# INSTRUCTION
Each line that holds the word "title" should be returned.

# Dataset listings of figures

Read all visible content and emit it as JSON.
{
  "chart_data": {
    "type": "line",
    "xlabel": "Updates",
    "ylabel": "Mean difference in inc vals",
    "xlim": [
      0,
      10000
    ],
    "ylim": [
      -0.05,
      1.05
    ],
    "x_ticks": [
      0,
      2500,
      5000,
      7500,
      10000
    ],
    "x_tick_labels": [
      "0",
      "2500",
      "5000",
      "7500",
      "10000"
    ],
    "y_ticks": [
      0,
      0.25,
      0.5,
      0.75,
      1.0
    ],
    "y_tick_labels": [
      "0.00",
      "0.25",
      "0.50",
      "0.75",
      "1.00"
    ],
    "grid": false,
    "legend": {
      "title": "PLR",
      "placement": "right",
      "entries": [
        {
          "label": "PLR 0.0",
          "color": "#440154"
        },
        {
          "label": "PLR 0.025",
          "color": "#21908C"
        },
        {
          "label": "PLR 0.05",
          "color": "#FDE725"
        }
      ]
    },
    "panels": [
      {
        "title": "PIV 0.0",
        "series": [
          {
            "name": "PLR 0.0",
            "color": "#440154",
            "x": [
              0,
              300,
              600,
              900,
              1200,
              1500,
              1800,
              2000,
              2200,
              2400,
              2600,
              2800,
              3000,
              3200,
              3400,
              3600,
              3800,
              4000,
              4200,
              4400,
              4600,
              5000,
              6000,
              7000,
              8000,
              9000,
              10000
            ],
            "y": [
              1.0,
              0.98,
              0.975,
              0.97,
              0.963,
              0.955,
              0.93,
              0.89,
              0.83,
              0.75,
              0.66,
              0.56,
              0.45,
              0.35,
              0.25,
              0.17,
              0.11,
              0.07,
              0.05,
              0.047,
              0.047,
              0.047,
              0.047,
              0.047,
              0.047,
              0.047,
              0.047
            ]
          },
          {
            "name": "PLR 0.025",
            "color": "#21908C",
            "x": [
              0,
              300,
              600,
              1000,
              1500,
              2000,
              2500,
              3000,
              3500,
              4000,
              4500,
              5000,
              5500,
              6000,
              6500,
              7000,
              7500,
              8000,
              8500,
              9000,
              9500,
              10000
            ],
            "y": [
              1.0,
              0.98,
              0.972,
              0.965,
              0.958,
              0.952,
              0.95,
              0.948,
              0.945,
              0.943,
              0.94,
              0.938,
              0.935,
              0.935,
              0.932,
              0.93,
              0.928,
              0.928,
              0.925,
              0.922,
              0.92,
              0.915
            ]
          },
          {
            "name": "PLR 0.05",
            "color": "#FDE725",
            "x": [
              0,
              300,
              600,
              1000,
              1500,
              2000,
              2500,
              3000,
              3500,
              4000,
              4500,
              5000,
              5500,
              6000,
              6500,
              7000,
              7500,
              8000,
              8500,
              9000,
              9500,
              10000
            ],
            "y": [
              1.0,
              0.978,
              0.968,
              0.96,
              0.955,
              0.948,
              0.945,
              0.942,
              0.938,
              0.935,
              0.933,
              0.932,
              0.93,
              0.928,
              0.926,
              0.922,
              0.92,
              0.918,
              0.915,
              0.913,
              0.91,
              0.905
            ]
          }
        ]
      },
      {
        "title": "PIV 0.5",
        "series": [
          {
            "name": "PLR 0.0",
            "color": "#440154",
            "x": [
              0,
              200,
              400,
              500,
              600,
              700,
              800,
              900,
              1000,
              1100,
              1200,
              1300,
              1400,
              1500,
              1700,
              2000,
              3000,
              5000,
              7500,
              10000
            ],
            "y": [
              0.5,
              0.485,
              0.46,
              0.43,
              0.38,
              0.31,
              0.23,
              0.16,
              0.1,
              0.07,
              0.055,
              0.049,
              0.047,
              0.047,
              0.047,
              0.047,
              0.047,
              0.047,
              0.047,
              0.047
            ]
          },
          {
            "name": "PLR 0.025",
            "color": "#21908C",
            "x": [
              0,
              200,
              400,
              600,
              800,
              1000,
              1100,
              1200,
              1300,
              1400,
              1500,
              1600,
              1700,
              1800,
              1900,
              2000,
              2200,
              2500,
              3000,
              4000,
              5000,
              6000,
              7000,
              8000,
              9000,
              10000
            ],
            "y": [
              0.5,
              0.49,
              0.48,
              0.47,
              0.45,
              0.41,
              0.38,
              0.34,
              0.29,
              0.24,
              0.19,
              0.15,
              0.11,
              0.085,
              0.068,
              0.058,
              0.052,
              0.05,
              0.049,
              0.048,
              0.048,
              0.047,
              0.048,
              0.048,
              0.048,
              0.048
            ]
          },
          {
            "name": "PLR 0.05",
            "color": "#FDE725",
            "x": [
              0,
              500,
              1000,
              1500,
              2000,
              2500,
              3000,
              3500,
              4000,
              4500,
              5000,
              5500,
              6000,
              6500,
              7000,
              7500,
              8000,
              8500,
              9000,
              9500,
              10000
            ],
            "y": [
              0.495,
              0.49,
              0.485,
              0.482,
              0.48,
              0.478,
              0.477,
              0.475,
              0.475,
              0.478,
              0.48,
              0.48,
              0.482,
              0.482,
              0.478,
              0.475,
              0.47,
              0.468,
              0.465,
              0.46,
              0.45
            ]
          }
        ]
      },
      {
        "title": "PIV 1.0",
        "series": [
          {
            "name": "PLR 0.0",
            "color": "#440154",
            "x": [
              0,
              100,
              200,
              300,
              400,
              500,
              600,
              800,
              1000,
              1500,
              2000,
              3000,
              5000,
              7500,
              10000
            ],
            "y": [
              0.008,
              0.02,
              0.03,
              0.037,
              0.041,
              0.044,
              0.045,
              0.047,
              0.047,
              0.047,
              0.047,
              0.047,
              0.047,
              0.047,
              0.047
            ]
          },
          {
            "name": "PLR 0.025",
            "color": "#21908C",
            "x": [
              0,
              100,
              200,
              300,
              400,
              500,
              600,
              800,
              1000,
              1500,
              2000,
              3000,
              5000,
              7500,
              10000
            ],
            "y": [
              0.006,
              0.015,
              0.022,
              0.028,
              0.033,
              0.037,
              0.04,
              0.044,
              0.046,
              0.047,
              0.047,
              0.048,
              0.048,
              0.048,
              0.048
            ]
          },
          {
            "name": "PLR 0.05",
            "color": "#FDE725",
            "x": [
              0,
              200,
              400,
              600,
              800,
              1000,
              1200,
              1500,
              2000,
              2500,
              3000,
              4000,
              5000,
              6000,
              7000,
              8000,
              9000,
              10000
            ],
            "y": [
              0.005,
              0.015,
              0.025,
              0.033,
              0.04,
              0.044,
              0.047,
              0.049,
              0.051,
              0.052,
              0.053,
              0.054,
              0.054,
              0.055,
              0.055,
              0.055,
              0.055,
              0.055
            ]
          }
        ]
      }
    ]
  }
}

# THE RESULT
      "title": "PLR",
        "title": "PIV 0.0",
        "title": "PIV 0.5",
        "title": "PIV 1.0",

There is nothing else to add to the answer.